Collection entries
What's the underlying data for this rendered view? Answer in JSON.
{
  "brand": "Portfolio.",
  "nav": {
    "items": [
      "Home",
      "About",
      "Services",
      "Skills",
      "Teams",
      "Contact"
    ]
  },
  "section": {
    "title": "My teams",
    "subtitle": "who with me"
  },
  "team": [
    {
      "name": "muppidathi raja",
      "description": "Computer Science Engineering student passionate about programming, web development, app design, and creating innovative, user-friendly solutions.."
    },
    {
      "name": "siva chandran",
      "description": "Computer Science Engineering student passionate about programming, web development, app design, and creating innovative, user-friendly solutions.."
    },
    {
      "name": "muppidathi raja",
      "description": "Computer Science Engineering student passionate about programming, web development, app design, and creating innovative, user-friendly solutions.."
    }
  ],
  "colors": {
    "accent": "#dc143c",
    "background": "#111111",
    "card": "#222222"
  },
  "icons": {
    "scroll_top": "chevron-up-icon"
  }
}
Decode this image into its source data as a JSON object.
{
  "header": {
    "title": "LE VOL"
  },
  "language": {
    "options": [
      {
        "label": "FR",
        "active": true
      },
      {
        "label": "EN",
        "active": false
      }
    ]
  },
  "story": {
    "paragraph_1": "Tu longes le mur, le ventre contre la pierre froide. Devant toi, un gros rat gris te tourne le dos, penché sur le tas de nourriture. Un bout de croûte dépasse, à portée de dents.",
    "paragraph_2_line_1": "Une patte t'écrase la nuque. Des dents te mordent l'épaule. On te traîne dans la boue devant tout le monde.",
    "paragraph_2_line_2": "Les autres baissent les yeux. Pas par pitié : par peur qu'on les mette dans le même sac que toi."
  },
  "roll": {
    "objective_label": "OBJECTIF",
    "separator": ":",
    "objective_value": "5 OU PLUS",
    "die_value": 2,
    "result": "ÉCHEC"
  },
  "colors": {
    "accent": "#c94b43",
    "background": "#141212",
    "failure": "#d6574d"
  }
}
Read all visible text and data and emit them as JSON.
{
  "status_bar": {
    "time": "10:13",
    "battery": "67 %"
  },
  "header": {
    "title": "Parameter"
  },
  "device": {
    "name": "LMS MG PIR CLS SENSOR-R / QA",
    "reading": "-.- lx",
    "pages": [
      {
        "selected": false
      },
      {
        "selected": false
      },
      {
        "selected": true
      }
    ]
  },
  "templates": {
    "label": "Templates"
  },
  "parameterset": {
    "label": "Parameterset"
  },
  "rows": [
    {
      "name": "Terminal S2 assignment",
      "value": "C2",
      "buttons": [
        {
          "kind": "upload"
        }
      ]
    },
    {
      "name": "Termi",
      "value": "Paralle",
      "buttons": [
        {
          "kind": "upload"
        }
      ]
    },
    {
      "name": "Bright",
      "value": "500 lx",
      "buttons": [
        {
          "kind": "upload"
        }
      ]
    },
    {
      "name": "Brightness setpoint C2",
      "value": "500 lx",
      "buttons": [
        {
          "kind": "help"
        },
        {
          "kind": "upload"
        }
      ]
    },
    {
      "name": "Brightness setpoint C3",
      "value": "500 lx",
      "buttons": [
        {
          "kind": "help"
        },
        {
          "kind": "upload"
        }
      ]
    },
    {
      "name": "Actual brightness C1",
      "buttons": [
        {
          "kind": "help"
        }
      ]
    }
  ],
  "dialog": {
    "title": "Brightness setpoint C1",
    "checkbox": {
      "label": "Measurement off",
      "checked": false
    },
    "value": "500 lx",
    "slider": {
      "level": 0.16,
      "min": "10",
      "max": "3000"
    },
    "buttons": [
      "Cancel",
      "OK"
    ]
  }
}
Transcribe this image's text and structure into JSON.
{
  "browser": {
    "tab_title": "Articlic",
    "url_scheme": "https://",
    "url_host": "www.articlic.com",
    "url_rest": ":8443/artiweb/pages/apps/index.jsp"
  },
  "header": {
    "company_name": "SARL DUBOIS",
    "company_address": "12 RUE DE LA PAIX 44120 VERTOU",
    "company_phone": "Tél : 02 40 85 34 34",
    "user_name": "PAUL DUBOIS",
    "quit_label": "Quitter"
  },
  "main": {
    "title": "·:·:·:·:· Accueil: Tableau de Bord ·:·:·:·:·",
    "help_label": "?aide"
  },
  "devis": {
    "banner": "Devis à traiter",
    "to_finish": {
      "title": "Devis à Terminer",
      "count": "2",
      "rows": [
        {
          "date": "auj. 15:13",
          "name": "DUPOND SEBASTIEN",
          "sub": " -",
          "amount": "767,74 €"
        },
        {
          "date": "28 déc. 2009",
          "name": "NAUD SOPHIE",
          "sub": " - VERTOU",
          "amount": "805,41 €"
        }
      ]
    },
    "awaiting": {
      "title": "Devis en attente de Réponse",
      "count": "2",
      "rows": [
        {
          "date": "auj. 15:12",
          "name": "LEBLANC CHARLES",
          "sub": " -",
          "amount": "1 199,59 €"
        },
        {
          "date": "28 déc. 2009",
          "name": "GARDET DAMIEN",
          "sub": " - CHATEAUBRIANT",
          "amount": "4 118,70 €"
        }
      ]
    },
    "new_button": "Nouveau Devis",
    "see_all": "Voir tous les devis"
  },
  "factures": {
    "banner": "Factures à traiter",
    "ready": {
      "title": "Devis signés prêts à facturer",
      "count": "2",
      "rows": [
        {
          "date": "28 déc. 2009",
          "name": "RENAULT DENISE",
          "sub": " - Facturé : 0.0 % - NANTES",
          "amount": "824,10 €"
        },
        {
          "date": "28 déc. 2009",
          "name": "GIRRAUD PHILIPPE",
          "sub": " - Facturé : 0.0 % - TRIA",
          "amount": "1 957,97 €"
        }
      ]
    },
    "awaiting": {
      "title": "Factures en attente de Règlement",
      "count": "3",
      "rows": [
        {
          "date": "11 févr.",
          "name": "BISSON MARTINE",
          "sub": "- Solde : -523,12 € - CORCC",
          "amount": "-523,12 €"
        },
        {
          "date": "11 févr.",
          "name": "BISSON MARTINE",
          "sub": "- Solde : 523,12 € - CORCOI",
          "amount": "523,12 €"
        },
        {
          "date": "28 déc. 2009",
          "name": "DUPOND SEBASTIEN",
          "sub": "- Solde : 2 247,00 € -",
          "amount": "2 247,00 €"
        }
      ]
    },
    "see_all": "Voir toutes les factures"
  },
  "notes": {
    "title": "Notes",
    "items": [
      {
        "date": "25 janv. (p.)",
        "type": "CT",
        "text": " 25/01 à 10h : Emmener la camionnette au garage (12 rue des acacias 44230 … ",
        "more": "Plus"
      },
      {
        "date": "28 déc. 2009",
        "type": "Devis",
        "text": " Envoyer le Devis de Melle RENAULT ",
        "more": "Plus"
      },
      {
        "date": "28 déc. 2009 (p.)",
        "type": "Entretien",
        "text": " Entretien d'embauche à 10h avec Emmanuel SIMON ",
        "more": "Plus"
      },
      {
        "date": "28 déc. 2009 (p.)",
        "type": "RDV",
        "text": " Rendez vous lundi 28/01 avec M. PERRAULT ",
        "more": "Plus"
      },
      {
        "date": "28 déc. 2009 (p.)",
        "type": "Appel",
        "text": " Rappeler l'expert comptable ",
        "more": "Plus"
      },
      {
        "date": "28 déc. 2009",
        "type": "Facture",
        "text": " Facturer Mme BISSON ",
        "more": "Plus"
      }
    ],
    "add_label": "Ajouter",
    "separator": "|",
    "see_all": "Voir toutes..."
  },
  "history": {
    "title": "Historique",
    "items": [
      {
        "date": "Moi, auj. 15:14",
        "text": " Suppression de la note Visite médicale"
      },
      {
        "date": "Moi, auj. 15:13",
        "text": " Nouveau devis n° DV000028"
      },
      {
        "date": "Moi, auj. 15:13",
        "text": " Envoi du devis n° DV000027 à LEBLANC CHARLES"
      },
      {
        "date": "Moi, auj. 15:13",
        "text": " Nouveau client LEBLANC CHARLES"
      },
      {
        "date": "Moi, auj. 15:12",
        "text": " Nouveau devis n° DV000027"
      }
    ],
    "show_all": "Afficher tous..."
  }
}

### EXERCISE GOAL
Search the material above for "Entretien". Pull out each line where it shows up.

### ANSWER TO THE EXERCISE
        "type": "Entretien",
        "text": " Entretien d'embauche à 10h avec Emmanuel SIMON ",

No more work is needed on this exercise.